- _DESCRIPTION OF THE TASK_: Search the listing below for the string "title" and copy every line where it occurs.

Records about charts and figures
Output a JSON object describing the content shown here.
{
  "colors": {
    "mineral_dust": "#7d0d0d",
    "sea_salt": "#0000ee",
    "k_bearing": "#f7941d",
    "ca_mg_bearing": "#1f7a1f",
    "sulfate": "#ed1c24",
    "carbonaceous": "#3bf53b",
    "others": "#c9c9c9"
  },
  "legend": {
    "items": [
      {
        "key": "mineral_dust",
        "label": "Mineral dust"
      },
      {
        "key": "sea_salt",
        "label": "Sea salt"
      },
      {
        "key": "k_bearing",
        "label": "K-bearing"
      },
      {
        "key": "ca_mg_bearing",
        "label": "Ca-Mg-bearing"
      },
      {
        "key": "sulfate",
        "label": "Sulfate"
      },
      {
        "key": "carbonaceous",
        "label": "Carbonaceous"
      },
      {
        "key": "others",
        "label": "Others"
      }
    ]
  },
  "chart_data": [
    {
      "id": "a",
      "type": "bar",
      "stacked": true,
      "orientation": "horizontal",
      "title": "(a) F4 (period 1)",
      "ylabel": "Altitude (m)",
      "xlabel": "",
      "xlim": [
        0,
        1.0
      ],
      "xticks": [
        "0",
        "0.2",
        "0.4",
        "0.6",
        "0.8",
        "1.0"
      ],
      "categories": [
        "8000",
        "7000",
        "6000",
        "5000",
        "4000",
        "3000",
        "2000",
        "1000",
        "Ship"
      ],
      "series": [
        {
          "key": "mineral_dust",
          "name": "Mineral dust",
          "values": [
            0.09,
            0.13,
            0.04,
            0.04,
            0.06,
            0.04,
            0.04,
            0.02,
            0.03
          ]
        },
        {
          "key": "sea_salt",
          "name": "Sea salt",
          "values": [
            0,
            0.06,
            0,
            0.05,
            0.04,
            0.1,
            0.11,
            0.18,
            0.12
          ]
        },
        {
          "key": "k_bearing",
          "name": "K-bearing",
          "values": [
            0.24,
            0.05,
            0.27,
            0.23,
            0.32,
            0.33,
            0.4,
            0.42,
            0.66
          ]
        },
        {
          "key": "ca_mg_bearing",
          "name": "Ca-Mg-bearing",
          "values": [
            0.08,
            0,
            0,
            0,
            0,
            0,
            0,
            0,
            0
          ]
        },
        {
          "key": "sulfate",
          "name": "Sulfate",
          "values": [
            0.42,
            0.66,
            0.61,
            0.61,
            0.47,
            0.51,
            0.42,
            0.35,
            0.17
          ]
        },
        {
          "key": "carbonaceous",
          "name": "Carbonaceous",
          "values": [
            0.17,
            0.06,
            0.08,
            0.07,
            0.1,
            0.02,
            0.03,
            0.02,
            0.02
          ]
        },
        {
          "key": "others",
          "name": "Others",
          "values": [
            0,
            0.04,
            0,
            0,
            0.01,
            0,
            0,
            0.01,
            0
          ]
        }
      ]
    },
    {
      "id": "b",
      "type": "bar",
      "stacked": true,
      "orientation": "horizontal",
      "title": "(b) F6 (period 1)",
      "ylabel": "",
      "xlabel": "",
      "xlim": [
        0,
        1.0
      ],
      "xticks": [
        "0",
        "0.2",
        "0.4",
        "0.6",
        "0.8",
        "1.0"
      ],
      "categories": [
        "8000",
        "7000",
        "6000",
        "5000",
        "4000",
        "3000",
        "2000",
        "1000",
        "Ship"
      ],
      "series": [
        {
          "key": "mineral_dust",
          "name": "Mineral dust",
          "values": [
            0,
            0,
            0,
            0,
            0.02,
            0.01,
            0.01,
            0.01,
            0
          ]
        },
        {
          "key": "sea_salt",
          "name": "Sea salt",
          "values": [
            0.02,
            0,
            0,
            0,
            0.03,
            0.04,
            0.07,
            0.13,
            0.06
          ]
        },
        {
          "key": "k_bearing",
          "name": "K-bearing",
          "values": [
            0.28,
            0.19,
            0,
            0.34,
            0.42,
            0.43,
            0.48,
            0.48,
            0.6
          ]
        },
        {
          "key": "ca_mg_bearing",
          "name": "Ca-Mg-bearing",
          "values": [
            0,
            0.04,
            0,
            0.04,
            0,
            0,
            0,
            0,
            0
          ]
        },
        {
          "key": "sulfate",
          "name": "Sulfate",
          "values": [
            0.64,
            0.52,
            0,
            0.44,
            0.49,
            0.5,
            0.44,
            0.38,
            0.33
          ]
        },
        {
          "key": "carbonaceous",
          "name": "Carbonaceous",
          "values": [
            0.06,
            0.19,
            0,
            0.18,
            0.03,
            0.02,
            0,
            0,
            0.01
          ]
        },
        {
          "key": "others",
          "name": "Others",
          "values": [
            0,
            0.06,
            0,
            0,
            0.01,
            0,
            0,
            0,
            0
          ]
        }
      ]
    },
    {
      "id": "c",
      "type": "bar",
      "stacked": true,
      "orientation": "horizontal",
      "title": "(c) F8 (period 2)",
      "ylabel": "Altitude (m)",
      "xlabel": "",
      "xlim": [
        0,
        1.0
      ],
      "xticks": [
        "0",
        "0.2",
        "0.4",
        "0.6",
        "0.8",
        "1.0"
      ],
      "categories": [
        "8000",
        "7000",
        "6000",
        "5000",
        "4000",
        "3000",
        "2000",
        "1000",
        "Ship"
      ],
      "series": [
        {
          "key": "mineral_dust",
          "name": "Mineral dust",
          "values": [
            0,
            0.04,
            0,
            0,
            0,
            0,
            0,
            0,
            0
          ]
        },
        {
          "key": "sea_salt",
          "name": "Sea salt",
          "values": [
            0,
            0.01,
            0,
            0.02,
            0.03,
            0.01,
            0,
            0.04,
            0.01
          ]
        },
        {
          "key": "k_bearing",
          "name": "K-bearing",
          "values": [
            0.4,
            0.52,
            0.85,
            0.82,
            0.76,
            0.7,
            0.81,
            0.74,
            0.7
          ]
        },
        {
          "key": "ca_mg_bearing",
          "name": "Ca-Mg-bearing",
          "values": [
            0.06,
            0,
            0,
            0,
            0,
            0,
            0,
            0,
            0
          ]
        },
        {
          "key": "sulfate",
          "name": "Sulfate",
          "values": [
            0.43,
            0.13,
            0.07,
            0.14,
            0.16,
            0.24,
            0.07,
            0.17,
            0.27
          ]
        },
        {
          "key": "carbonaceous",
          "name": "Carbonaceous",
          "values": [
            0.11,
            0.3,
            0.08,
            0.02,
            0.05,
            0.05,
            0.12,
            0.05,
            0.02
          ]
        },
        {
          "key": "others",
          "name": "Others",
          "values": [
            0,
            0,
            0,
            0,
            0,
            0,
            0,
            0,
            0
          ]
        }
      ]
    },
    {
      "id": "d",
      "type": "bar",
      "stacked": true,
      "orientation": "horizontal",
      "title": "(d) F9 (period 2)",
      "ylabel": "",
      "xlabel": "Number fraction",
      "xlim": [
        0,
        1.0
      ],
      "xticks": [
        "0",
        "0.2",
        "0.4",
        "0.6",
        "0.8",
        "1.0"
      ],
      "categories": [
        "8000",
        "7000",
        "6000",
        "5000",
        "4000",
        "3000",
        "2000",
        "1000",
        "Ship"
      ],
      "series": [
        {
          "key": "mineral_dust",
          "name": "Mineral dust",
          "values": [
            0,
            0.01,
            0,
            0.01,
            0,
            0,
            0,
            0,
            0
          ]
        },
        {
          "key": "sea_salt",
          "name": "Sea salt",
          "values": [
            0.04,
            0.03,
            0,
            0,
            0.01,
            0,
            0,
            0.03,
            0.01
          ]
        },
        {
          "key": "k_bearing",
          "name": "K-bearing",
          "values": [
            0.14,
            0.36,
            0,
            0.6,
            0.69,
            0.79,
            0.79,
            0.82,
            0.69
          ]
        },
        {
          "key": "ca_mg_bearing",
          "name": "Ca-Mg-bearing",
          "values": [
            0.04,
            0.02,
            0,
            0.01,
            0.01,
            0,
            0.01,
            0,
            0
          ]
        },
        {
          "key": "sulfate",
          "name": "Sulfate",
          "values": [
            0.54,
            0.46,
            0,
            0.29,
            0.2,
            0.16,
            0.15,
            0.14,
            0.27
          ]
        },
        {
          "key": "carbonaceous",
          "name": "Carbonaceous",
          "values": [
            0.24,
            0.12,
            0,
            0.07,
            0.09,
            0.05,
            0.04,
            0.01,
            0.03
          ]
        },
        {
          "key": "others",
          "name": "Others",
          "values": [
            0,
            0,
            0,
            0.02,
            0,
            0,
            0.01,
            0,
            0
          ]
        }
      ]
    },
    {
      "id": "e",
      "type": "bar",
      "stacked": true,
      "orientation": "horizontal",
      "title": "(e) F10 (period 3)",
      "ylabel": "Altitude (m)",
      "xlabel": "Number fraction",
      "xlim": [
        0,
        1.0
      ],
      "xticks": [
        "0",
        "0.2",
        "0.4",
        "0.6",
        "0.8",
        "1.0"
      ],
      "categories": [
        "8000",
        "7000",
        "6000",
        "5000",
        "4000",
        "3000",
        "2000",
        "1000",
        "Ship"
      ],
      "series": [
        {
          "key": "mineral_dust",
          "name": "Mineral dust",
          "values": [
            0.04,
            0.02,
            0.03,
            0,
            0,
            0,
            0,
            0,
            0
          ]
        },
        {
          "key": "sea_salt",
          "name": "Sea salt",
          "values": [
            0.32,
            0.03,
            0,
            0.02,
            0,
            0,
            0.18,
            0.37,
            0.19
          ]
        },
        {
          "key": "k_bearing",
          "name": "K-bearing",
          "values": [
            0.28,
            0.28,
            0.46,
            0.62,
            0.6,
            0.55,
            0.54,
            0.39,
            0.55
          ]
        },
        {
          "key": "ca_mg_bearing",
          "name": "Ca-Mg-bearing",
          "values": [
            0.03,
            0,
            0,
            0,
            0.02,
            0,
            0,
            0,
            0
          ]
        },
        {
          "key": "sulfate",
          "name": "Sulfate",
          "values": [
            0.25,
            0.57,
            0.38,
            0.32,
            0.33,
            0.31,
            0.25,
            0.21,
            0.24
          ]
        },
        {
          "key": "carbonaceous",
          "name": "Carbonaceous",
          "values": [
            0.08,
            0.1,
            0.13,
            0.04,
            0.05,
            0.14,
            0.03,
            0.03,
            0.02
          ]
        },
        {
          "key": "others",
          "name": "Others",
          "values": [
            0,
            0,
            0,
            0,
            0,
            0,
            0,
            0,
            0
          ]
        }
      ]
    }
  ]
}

- _CORRECT RESPONSE_:
      "title": "(a) F4 (period 1)",
      "title": "(b) F6 (period 1)",
      "title": "(c) F8 (period 2)",
      "title": "(d) F9 (period 2)",
      "title": "(e) F10 (period 3)",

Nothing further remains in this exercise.